»»

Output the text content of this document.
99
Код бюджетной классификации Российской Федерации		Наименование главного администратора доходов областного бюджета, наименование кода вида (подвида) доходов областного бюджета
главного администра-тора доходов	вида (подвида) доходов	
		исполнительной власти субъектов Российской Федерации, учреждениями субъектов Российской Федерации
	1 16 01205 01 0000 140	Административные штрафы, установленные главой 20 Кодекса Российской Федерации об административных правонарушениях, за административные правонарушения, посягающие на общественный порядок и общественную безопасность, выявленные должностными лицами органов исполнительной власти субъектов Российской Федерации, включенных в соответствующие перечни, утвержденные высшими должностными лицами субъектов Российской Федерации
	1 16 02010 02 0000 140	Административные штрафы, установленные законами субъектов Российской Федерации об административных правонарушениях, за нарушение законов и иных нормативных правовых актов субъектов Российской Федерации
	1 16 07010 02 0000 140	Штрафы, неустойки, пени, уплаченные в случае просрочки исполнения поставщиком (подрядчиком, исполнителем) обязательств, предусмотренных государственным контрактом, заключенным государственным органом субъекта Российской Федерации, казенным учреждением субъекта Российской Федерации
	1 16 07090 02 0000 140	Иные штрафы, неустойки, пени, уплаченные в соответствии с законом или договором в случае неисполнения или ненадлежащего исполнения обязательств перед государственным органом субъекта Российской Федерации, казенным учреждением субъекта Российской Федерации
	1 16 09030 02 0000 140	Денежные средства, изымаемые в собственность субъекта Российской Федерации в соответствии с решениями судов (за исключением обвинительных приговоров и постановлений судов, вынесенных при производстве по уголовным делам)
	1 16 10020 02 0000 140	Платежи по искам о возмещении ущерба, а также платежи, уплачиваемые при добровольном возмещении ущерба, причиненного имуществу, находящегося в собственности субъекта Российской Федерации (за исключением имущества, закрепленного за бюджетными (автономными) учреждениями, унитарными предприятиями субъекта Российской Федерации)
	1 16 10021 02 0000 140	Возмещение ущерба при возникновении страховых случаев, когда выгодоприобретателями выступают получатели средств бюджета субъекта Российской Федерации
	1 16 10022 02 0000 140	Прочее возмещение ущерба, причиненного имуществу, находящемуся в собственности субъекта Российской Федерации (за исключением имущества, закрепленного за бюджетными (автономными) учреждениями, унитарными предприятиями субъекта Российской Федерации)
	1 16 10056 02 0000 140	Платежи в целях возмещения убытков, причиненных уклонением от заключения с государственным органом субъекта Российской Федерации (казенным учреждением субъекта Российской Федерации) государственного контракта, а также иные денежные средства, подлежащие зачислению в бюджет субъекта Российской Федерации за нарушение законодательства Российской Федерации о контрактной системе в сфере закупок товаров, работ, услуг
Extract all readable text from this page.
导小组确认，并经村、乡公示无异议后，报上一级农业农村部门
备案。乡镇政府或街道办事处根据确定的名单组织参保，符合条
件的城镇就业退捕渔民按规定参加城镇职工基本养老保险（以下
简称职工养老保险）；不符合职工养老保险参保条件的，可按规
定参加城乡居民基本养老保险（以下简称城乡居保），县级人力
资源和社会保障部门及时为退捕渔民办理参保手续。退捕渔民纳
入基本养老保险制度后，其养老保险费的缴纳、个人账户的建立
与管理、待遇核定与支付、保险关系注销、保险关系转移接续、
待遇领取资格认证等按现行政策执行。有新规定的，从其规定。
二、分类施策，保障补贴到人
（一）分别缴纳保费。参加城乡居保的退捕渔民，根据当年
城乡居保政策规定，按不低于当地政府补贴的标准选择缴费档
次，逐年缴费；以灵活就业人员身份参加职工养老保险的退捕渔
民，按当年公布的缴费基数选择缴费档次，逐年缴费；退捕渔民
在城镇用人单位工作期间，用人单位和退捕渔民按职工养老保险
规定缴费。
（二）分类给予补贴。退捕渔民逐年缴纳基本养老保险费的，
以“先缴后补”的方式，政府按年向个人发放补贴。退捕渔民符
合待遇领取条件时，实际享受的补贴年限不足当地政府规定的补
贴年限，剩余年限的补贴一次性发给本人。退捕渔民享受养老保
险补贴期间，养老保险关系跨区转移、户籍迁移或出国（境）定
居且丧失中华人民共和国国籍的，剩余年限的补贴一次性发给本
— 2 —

««

[Problem statement]: Every record above should be copied exactly.

[Problem solution]:
Output the text content of this document.
99
Код бюджетной классификации Российской Федерации		Наименование главного администратора доходов областного бюджета, наименование кода вида (подвида) доходов областного бюджета
главного администра-тора доходов	вида (подвида) доходов	
		исполнительной власти субъектов Российской Федерации, учреждениями субъектов Российской Федерации
	1 16 01205 01 0000 140	Административные штрафы, установленные главой 20 Кодекса Российской Федерации об административных правонарушениях, за административные правонарушения, посягающие на общественный порядок и общественную безопасность, выявленные должностными лицами органов исполнительной власти субъектов Российской Федерации, включенных в соответствующие перечни, утвержденные высшими должностными лицами субъектов Российской Федерации
	1 16 02010 02 0000 140	Административные штрафы, установленные законами субъектов Российской Федерации об административных правонарушениях, за нарушение законов и иных нормативных правовых актов субъектов Российской Федерации
	1 16 07010 02 0000 140	Штрафы, неустойки, пени, уплаченные в случае просрочки исполнения поставщиком (подрядчиком, исполнителем) обязательств, предусмотренных государственным контрактом, заключенным государственным органом субъекта Российской Федерации, казенным учреждением субъекта Российской Федерации
	1 16 07090 02 0000 140	Иные штрафы, неустойки, пени, уплаченные в соответствии с законом или договором в случае неисполнения или ненадлежащего исполнения обязательств перед государственным органом субъекта Российской Федерации, казенным учреждением субъекта Российской Федерации
	1 16 09030 02 0000 140	Денежные средства, изымаемые в собственность субъекта Российской Федерации в соответствии с решениями судов (за исключением обвинительных приговоров и постановлений судов, вынесенных при производстве по уголовным делам)
	1 16 10020 02 0000 140	Платежи по искам о возмещении ущерба, а также платежи, уплачиваемые при добровольном возмещении ущерба, причиненного имуществу, находящегося в собственности субъекта Российской Федерации (за исключением имущества, закрепленного за бюджетными (автономными) учреждениями, унитарными предприятиями субъекта Российской Федерации)
	1 16 10021 02 0000 140	Возмещение ущерба при возникновении страховых случаев, когда выгодоприобретателями выступают получатели средств бюджета субъекта Российской Федерации
	1 16 10022 02 0000 140	Прочее возмещение ущерба, причиненного имуществу, находящемуся в собственности субъекта Российской Федерации (за исключением имущества, закрепленного за бюджетными (автономными) учреждениями, унитарными предприятиями субъекта Российской Федерации)
	1 16 10056 02 0000 140	Платежи в целях возмещения убытков, причиненных уклонением от заключения с государственным органом субъекта Российской Федерации (казенным учреждением субъекта Российской Федерации) государственного контракта, а также иные денежные средства, подлежащие зачислению в бюджет субъекта Российской Федерации за нарушение законодательства Российской Федерации о контрактной системе в сфере закупок товаров, работ, услуг
Extract all readable text from this page.
导小组确认，并经村、乡公示无异议后，报上一级农业农村部门
备案。乡镇政府或街道办事处根据确定的名单组织参保，符合条
件的城镇就业退捕渔民按规定参加城镇职工基本养老保险（以下
简称职工养老保险）；不符合职工养老保险参保条件的，可按规
定参加城乡居民基本养老保险（以下简称城乡居保），县级人力
资源和社会保障部门及时为退捕渔民办理参保手续。退捕渔民纳
入基本养老保险制度后，其养老保险费的缴纳、个人账户的建立
与管理、待遇核定与支付、保险关系注销、保险关系转移接续、
待遇领取资格认证等按现行政策执行。有新规定的，从其规定。
二、分类施策，保障补贴到人
（一）分别缴纳保费。参加城乡居保的退捕渔民，根据当年
城乡居保政策规定，按不低于当地政府补贴的标准选择缴费档
次，逐年缴费；以灵活就业人员身份参加职工养老保险的退捕渔
民，按当年公布的缴费基数选择缴费档次，逐年缴费；退捕渔民
在城镇用人单位工作期间，用人单位和退捕渔民按职工养老保险
规定缴费。
（二）分类给予补贴。退捕渔民逐年缴纳基本养老保险费的，
以“先缴后补”的方式，政府按年向个人发放补贴。退捕渔民符
合待遇领取条件时，实际享受的补贴年限不足当地政府规定的补
贴年限，剩余年限的补贴一次性发给本人。退捕渔民享受养老保
险补贴期间，养老保险关系跨区转移、户籍迁移或出国（境）定
居且丧失中华人民共和国国籍的，剩余年限的补贴一次性发给本
— 2 —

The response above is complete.